◆ **WRITTEN PROBLEM**
Reproduce every line of the records below word for word, omitting the pictures.

Element position data:
>> begin

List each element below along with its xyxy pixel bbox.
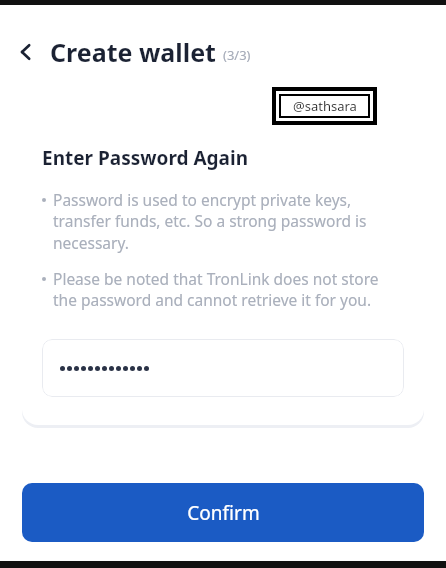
staticText: Password is used to encrypt private keys…: [53, 189, 406, 254]
staticText: Enter Password Again: [42, 145, 249, 171]
button[interactable]: [42, 339, 404, 397]
staticText: Please be noted that TronLink does not s…: [53, 268, 406, 311]
staticText: Create wallet: [50, 35, 216, 69]
button[interactable]: Confirm: [22, 483, 424, 542]
staticText: @sathsara: [293, 97, 357, 115]
staticText: (3/3): [223, 46, 251, 64]
staticText: Confirm: [187, 500, 260, 526]
button[interactable]: Back: [8, 34, 44, 70]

>> end

◆ **SOLUTION**
List each element below along with its xyxy pixel bbox.
staticText: Password is used to encrypt private keys…: [53, 189, 406, 254]
staticText: Enter Password Again: [42, 145, 249, 171]
button[interactable]: [42, 339, 404, 397]
staticText: Please be noted that TronLink does not s…: [53, 268, 406, 311]
staticText: Create wallet: [50, 35, 216, 69]
button[interactable]: Confirm: [22, 483, 424, 542]
staticText: @sathsara: [293, 97, 357, 115]
staticText: (3/3): [223, 46, 251, 64]
staticText: Confirm: [187, 500, 260, 526]
button[interactable]: Back: [8, 34, 44, 70]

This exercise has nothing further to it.